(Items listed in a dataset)

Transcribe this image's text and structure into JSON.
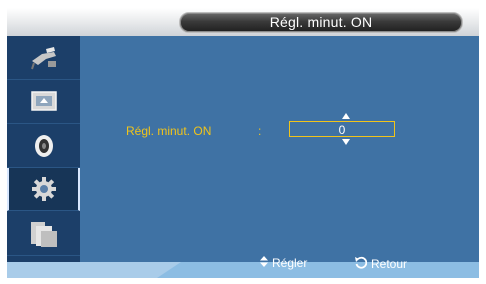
{
  "title": "Régl. minut. ON",
  "sidebar": {
    "items": [
      {
        "icon": "input-plug-icon"
      },
      {
        "icon": "picture-icon"
      },
      {
        "icon": "sound-icon"
      },
      {
        "icon": "setup-gear-icon",
        "active": true
      },
      {
        "icon": "multi-window-icon"
      }
    ]
  },
  "setting": {
    "label": "Régl. minut. ON",
    "colon": ":",
    "value": "0"
  },
  "footer": {
    "adjust_label": "Régler",
    "return_label": "Retour"
  }
}
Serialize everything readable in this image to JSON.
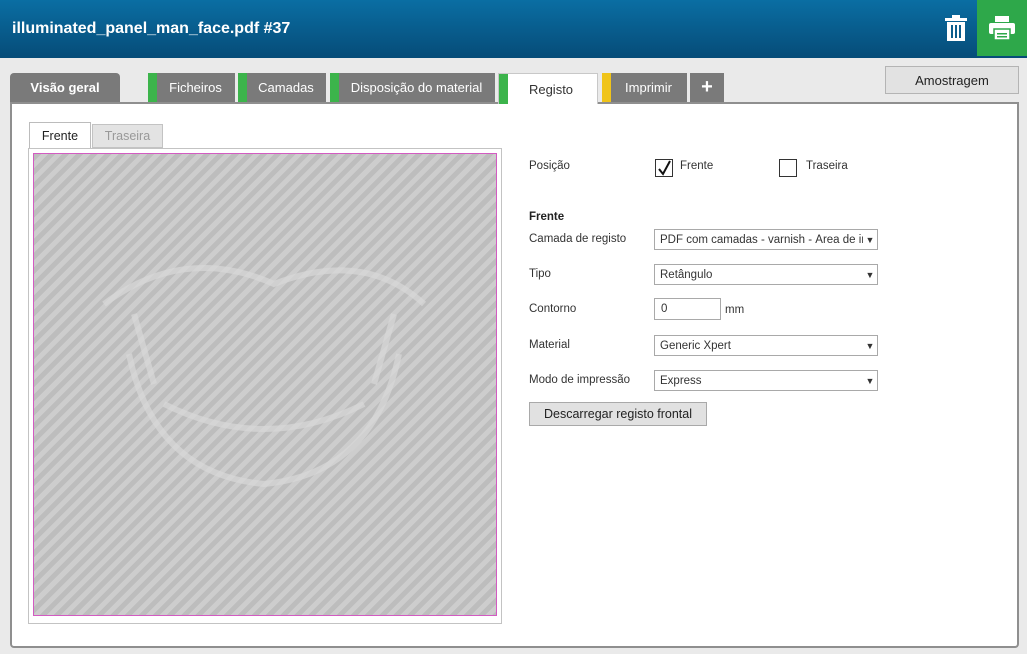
{
  "header": {
    "title": "illuminated_panel_man_face.pdf #37",
    "trash_icon": "trash-icon",
    "print_icon": "printer-icon",
    "print_bg": "#2ea84a"
  },
  "tabs": [
    {
      "label": "Visão geral",
      "flag": ""
    },
    {
      "label": "Ficheiros",
      "flag": "#3cb44b"
    },
    {
      "label": "Camadas",
      "flag": "#3cb44b"
    },
    {
      "label": "Disposição do material",
      "flag": "#3cb44b"
    },
    {
      "label": "Registo",
      "flag": "#3cb44b",
      "active": true
    },
    {
      "label": "Imprimir",
      "flag": "#f0c419"
    },
    {
      "label": "+",
      "flag": ""
    }
  ],
  "amostragem_label": "Amostragem",
  "side_tabs": {
    "front": "Frente",
    "back": "Traseira"
  },
  "form": {
    "position_label": "Posição",
    "position_front_label": "Frente",
    "position_front_checked": true,
    "position_back_label": "Traseira",
    "position_back_checked": false,
    "section_title": "Frente",
    "layer_label": "Camada de registo",
    "layer_value": "PDF com camadas - varnish - Área de ima",
    "type_label": "Tipo",
    "type_value": "Retângulo",
    "contour_label": "Contorno",
    "contour_value": "0",
    "contour_unit": "mm",
    "material_label": "Material",
    "material_value": "Generic Xpert",
    "print_mode_label": "Modo de impressão",
    "print_mode_value": "Express",
    "download_button": "Descarregar registo frontal"
  },
  "colors": {
    "header": "#0a6ea3",
    "tab_inactive": "#7a7a7a",
    "flag_green": "#3cb44b",
    "flag_yellow": "#f0c419",
    "preview_border": "#d35bc2"
  }
}
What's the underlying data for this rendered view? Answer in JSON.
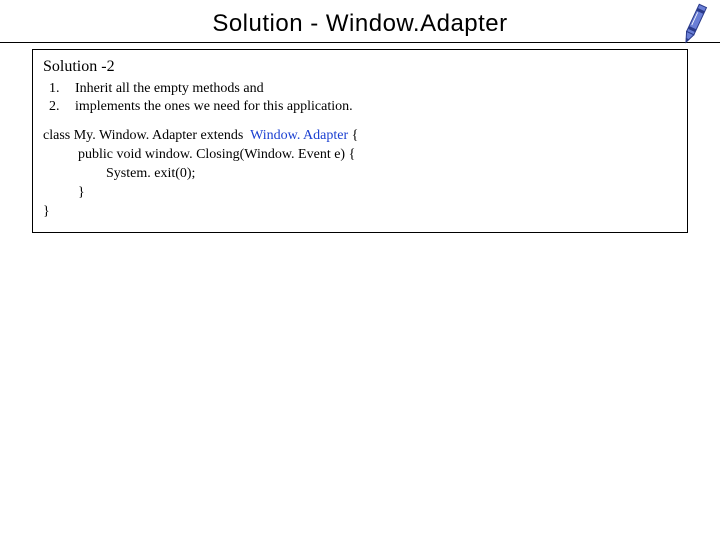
{
  "title": "Solution - Window.Adapter",
  "subtitle": "Solution -2",
  "list": {
    "n1": "1.",
    "t1": "Inherit all the empty methods and",
    "n2": "2.",
    "t2": "implements the ones we need for this application."
  },
  "code": {
    "l1a": "class My. Window. Adapter extends  ",
    "l1b": "Window. Adapter",
    "l1c": " {",
    "l2": "          public void window. Closing(Window. Event e) {",
    "l3": "                  System. exit(0);",
    "l4": "          }",
    "l5": "}"
  }
}
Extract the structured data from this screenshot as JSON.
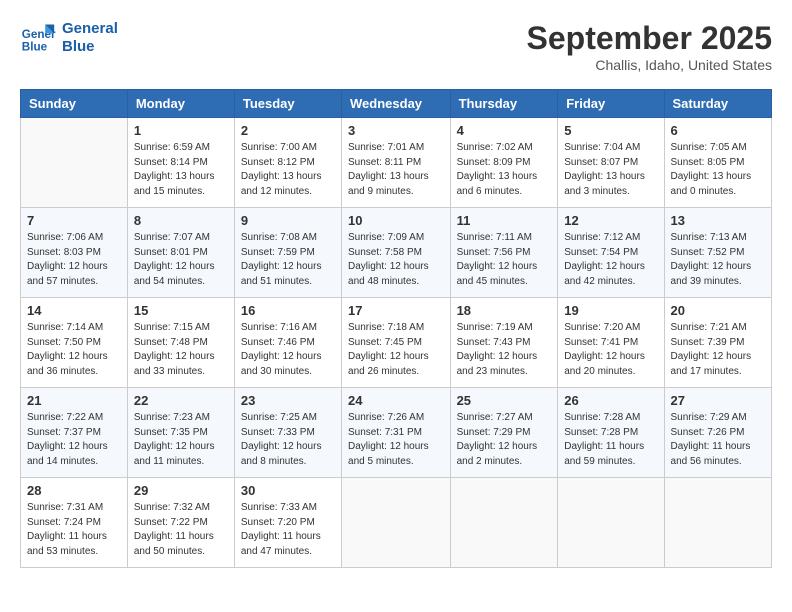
{
  "header": {
    "logo_line1": "General",
    "logo_line2": "Blue",
    "month": "September 2025",
    "location": "Challis, Idaho, United States"
  },
  "weekdays": [
    "Sunday",
    "Monday",
    "Tuesday",
    "Wednesday",
    "Thursday",
    "Friday",
    "Saturday"
  ],
  "weeks": [
    [
      {
        "day": "",
        "data": ""
      },
      {
        "day": "1",
        "data": "Sunrise: 6:59 AM\nSunset: 8:14 PM\nDaylight: 13 hours\nand 15 minutes."
      },
      {
        "day": "2",
        "data": "Sunrise: 7:00 AM\nSunset: 8:12 PM\nDaylight: 13 hours\nand 12 minutes."
      },
      {
        "day": "3",
        "data": "Sunrise: 7:01 AM\nSunset: 8:11 PM\nDaylight: 13 hours\nand 9 minutes."
      },
      {
        "day": "4",
        "data": "Sunrise: 7:02 AM\nSunset: 8:09 PM\nDaylight: 13 hours\nand 6 minutes."
      },
      {
        "day": "5",
        "data": "Sunrise: 7:04 AM\nSunset: 8:07 PM\nDaylight: 13 hours\nand 3 minutes."
      },
      {
        "day": "6",
        "data": "Sunrise: 7:05 AM\nSunset: 8:05 PM\nDaylight: 13 hours\nand 0 minutes."
      }
    ],
    [
      {
        "day": "7",
        "data": "Sunrise: 7:06 AM\nSunset: 8:03 PM\nDaylight: 12 hours\nand 57 minutes."
      },
      {
        "day": "8",
        "data": "Sunrise: 7:07 AM\nSunset: 8:01 PM\nDaylight: 12 hours\nand 54 minutes."
      },
      {
        "day": "9",
        "data": "Sunrise: 7:08 AM\nSunset: 7:59 PM\nDaylight: 12 hours\nand 51 minutes."
      },
      {
        "day": "10",
        "data": "Sunrise: 7:09 AM\nSunset: 7:58 PM\nDaylight: 12 hours\nand 48 minutes."
      },
      {
        "day": "11",
        "data": "Sunrise: 7:11 AM\nSunset: 7:56 PM\nDaylight: 12 hours\nand 45 minutes."
      },
      {
        "day": "12",
        "data": "Sunrise: 7:12 AM\nSunset: 7:54 PM\nDaylight: 12 hours\nand 42 minutes."
      },
      {
        "day": "13",
        "data": "Sunrise: 7:13 AM\nSunset: 7:52 PM\nDaylight: 12 hours\nand 39 minutes."
      }
    ],
    [
      {
        "day": "14",
        "data": "Sunrise: 7:14 AM\nSunset: 7:50 PM\nDaylight: 12 hours\nand 36 minutes."
      },
      {
        "day": "15",
        "data": "Sunrise: 7:15 AM\nSunset: 7:48 PM\nDaylight: 12 hours\nand 33 minutes."
      },
      {
        "day": "16",
        "data": "Sunrise: 7:16 AM\nSunset: 7:46 PM\nDaylight: 12 hours\nand 30 minutes."
      },
      {
        "day": "17",
        "data": "Sunrise: 7:18 AM\nSunset: 7:45 PM\nDaylight: 12 hours\nand 26 minutes."
      },
      {
        "day": "18",
        "data": "Sunrise: 7:19 AM\nSunset: 7:43 PM\nDaylight: 12 hours\nand 23 minutes."
      },
      {
        "day": "19",
        "data": "Sunrise: 7:20 AM\nSunset: 7:41 PM\nDaylight: 12 hours\nand 20 minutes."
      },
      {
        "day": "20",
        "data": "Sunrise: 7:21 AM\nSunset: 7:39 PM\nDaylight: 12 hours\nand 17 minutes."
      }
    ],
    [
      {
        "day": "21",
        "data": "Sunrise: 7:22 AM\nSunset: 7:37 PM\nDaylight: 12 hours\nand 14 minutes."
      },
      {
        "day": "22",
        "data": "Sunrise: 7:23 AM\nSunset: 7:35 PM\nDaylight: 12 hours\nand 11 minutes."
      },
      {
        "day": "23",
        "data": "Sunrise: 7:25 AM\nSunset: 7:33 PM\nDaylight: 12 hours\nand 8 minutes."
      },
      {
        "day": "24",
        "data": "Sunrise: 7:26 AM\nSunset: 7:31 PM\nDaylight: 12 hours\nand 5 minutes."
      },
      {
        "day": "25",
        "data": "Sunrise: 7:27 AM\nSunset: 7:29 PM\nDaylight: 12 hours\nand 2 minutes."
      },
      {
        "day": "26",
        "data": "Sunrise: 7:28 AM\nSunset: 7:28 PM\nDaylight: 11 hours\nand 59 minutes."
      },
      {
        "day": "27",
        "data": "Sunrise: 7:29 AM\nSunset: 7:26 PM\nDaylight: 11 hours\nand 56 minutes."
      }
    ],
    [
      {
        "day": "28",
        "data": "Sunrise: 7:31 AM\nSunset: 7:24 PM\nDaylight: 11 hours\nand 53 minutes."
      },
      {
        "day": "29",
        "data": "Sunrise: 7:32 AM\nSunset: 7:22 PM\nDaylight: 11 hours\nand 50 minutes."
      },
      {
        "day": "30",
        "data": "Sunrise: 7:33 AM\nSunset: 7:20 PM\nDaylight: 11 hours\nand 47 minutes."
      },
      {
        "day": "",
        "data": ""
      },
      {
        "day": "",
        "data": ""
      },
      {
        "day": "",
        "data": ""
      },
      {
        "day": "",
        "data": ""
      }
    ]
  ]
}
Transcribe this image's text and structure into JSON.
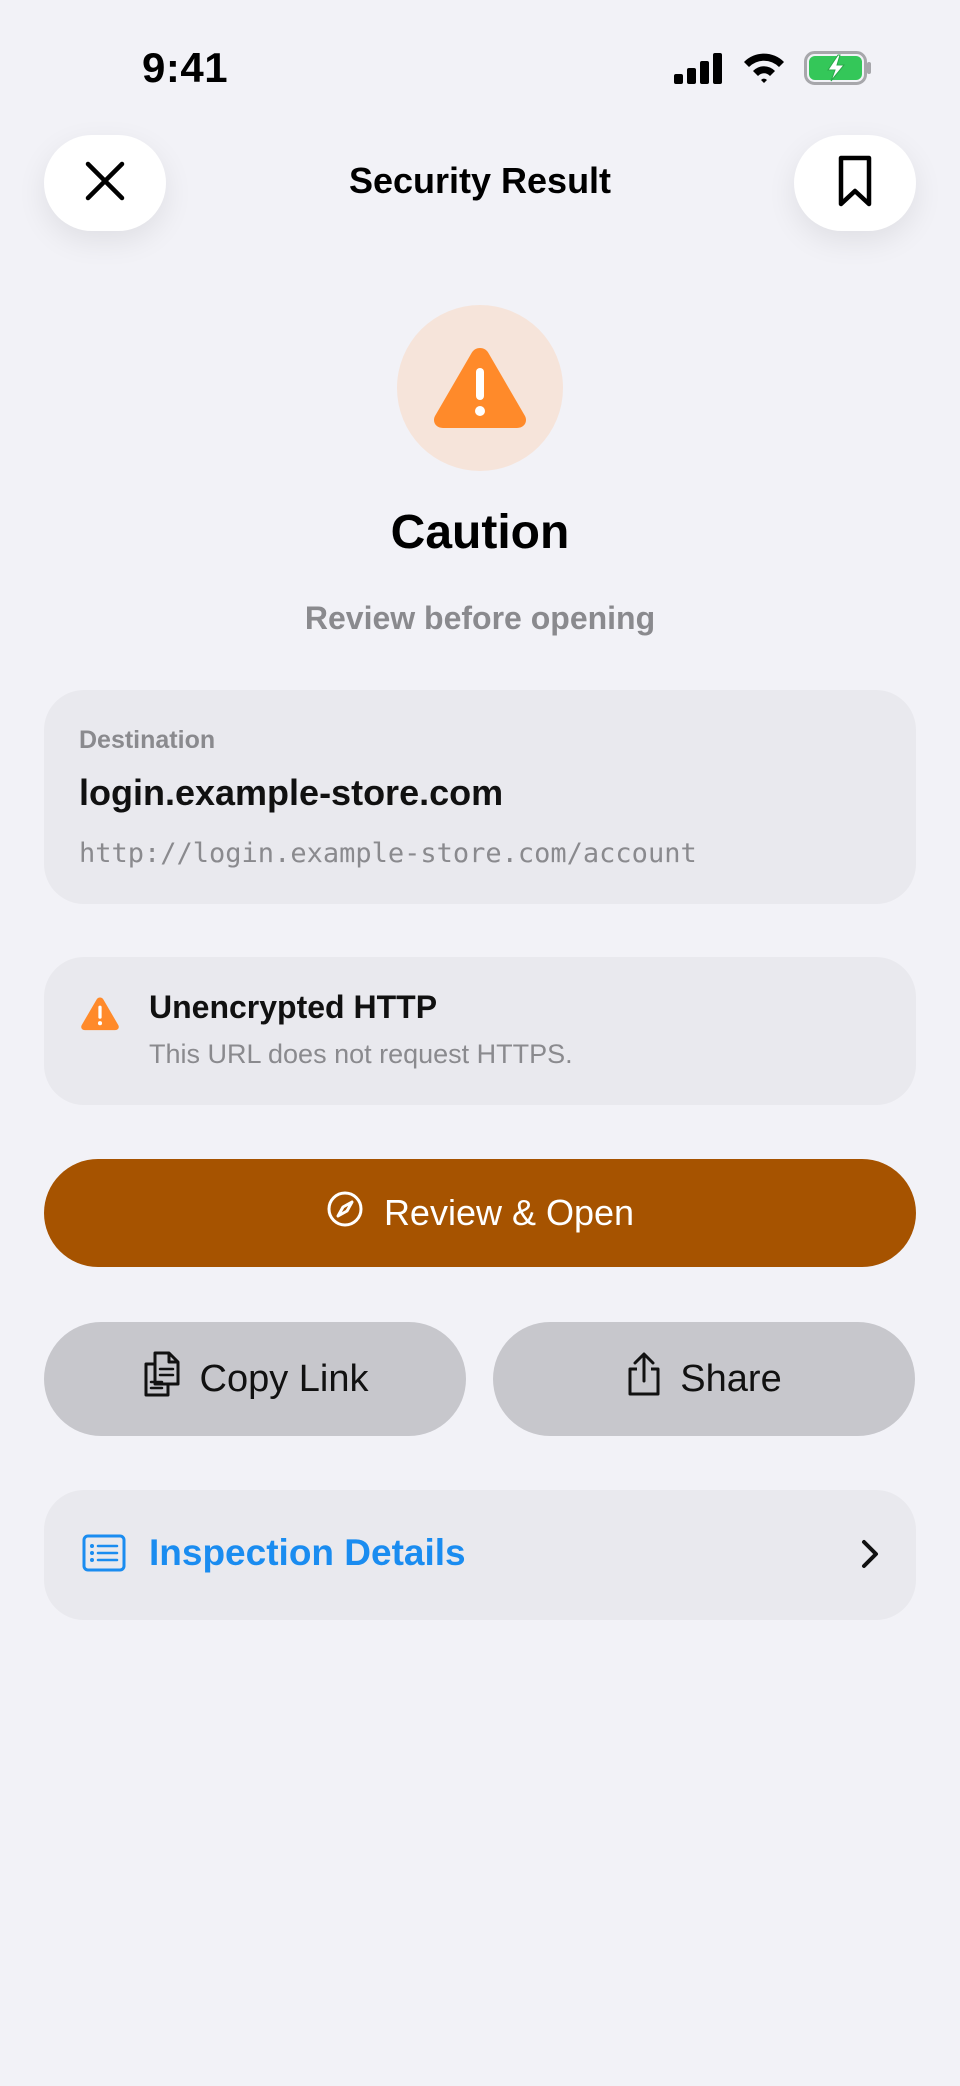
{
  "status_bar": {
    "time": "9:41"
  },
  "nav": {
    "title": "Security Result",
    "close_icon": "close-icon",
    "bookmark_icon": "bookmark-icon"
  },
  "hero": {
    "icon": "warning-triangle-icon",
    "title": "Caution",
    "subtitle": "Review before opening"
  },
  "destination": {
    "label": "Destination",
    "host": "login.example-store.com",
    "url": "http://login.example-store.com/account"
  },
  "warning": {
    "icon": "warning-triangle-icon",
    "title": "Unencrypted HTTP",
    "description": "This URL does not request HTTPS."
  },
  "actions": {
    "primary_label": "Review & Open",
    "primary_icon": "compass-icon",
    "copy_label": "Copy Link",
    "copy_icon": "copy-icon",
    "share_label": "Share",
    "share_icon": "share-icon"
  },
  "details": {
    "label": "Inspection Details",
    "icon": "list-icon"
  },
  "colors": {
    "background": "#f2f2f7",
    "warning_orange": "#ff8a2a",
    "primary_button": "#a65300",
    "link_blue": "#1a8cf0",
    "battery_green": "#34c759"
  }
}
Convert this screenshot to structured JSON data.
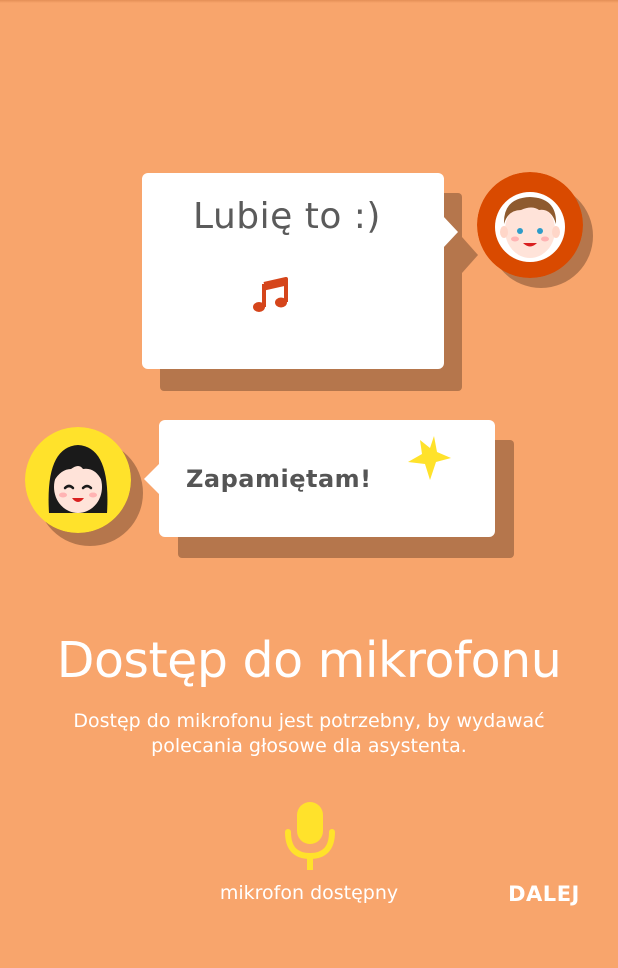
{
  "illustration": {
    "bubble_top": {
      "text": "Lubię to :)",
      "icon": "music-note-icon"
    },
    "bubble_bottom": {
      "text": "Zapamiętam!",
      "icon": "star-icon"
    },
    "avatars": {
      "boy": "boy-avatar-icon",
      "girl": "girl-avatar-icon"
    }
  },
  "onboarding": {
    "title": "Dostęp do mikrofonu",
    "description": "Dostęp do mikrofonu jest potrzebny, by wydawać polecania głosowe dla asystenta.",
    "mic_status": "mikrofon dostępny",
    "mic_icon": "microphone-icon",
    "next_label": "DALEJ"
  },
  "colors": {
    "background": "#F8A56C",
    "shadow": "#B5764C",
    "accent_yellow": "#FFE22B",
    "boy_ring": "#D94A00",
    "girl_ring": "#FFE22B",
    "note": "#D5451B"
  }
}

* REQUIREMENTS:
For each line above that contains the word "example", copy that line.

* RIGHT ANSWER:
    "host": "login.example-store.com",
    "url": "http://login.example-store.com/account"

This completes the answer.